Collected data entries
** START **
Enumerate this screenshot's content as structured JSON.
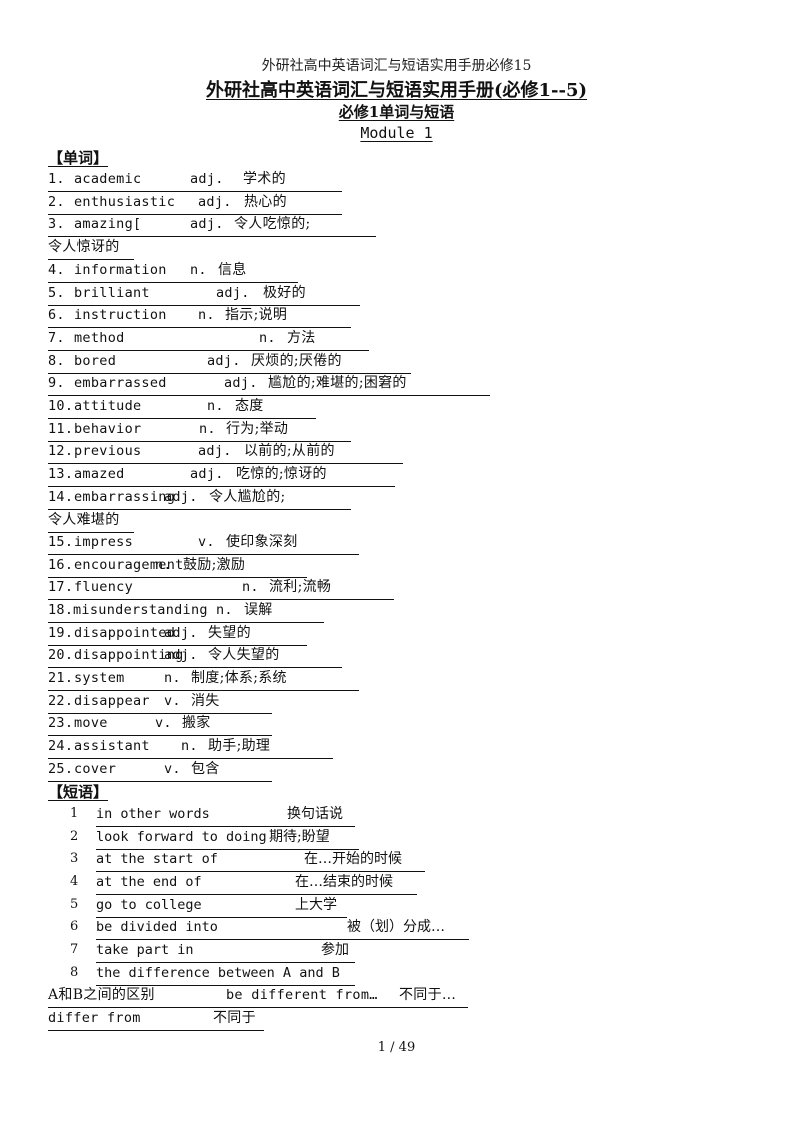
{
  "header_note": "外研社高中英语词汇与短语实用手册必修15",
  "title": "外研社高中英语词汇与短语实用手册(必修1--5)",
  "subtitle": "必修1单词与短语",
  "module": "Module 1",
  "words_section": {
    "heading": "【单词】",
    "items": [
      {
        "num": "1.",
        "word": "academic",
        "pos": "adj.",
        "meaning": "学术的"
      },
      {
        "num": "2.",
        "word": "enthusiastic",
        "pos": "adj.",
        "meaning": "热心的"
      },
      {
        "num": "3.",
        "word": "amazing[",
        "pos": "adj.",
        "meaning": "令人吃惊的;",
        "continuation": "令人惊讶的"
      },
      {
        "num": "4.",
        "word": "information",
        "pos": "n.",
        "meaning": "信息"
      },
      {
        "num": "5.",
        "word": "brilliant",
        "pos": "adj.",
        "meaning": "极好的"
      },
      {
        "num": "6.",
        "word": "instruction",
        "pos": "n.",
        "meaning": "指示;说明"
      },
      {
        "num": "7.",
        "word": "method",
        "pos": "n.",
        "meaning": "方法"
      },
      {
        "num": "8.",
        "word": "bored",
        "pos": "adj.",
        "meaning": "厌烦的;厌倦的"
      },
      {
        "num": "9.",
        "word": "embarrassed",
        "pos": "adj.",
        "meaning": "尴尬的;难堪的;困窘的"
      },
      {
        "num": "10.",
        "word": "attitude",
        "pos": "n.",
        "meaning": "态度"
      },
      {
        "num": "11.",
        "word": "behavior",
        "pos": "n.",
        "meaning": "行为;举动"
      },
      {
        "num": "12.",
        "word": "previous",
        "pos": "adj.",
        "meaning": "以前的;从前的"
      },
      {
        "num": "13.",
        "word": "amazed",
        "pos": "adj.",
        "meaning": "吃惊的;惊讶的"
      },
      {
        "num": "14.",
        "word": "embarrassing",
        "pos": "adj.",
        "meaning": "令人尴尬的;",
        "continuation": "令人难堪的"
      },
      {
        "num": "15.",
        "word": "impress",
        "pos": "v.",
        "meaning": "使印象深刻"
      },
      {
        "num": "16.",
        "word": "encouragement",
        "pos": "n.",
        "meaning": "鼓励;激励"
      },
      {
        "num": "17.",
        "word": "fluency",
        "pos": "n.",
        "meaning": "流利;流畅"
      },
      {
        "num": "18.",
        "word": "misunderstanding",
        "pos": "n.",
        "meaning": "误解"
      },
      {
        "num": "19.",
        "word": "disappointed",
        "pos": "adj.",
        "meaning": "失望的"
      },
      {
        "num": "20.",
        "word": "disappointing",
        "pos": "adj.",
        "meaning": "令人失望的"
      },
      {
        "num": "21.",
        "word": "system",
        "pos": "n.",
        "meaning": "制度;体系;系统"
      },
      {
        "num": "22.",
        "word": "disappear",
        "pos": "v.",
        "meaning": "消失"
      },
      {
        "num": "23.",
        "word": "move",
        "pos": "v.",
        "meaning": "搬家"
      },
      {
        "num": "24.",
        "word": "assistant",
        "pos": "n.",
        "meaning": "助手;助理"
      },
      {
        "num": "25.",
        "word": "cover",
        "pos": "v.",
        "meaning": "包含"
      }
    ]
  },
  "phrases_section": {
    "heading": "【短语】",
    "items": [
      {
        "num": "1",
        "phrase": "in other words",
        "meaning": "换句话说"
      },
      {
        "num": "2",
        "phrase": "look forward to doing",
        "meaning": "期待;盼望"
      },
      {
        "num": "3",
        "phrase": "at the start of",
        "meaning": "在…开始的时候"
      },
      {
        "num": "4",
        "phrase": "at the end of",
        "meaning": "在…结束的时候"
      },
      {
        "num": "5",
        "phrase": "go to college",
        "meaning": "上大学"
      },
      {
        "num": "6",
        "phrase": "be divided into",
        "meaning": "被（划）分成…"
      },
      {
        "num": "7",
        "phrase": "take part in",
        "meaning": "参加"
      },
      {
        "num": "8",
        "phrase": "the difference between A and B",
        "meaning": ""
      }
    ],
    "extra_lines": [
      {
        "left_cn": "A和B之间的区别",
        "phrase": "be different from…",
        "meaning": "不同于…"
      },
      {
        "phrase": "differ from",
        "meaning": "不同于"
      }
    ]
  },
  "footer": {
    "page": "1 / 49"
  }
}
** END **
■ PROBLEM: Find how many lines in the material hold the word "from" and state that number alone.

■ FULL OUTPUT: 2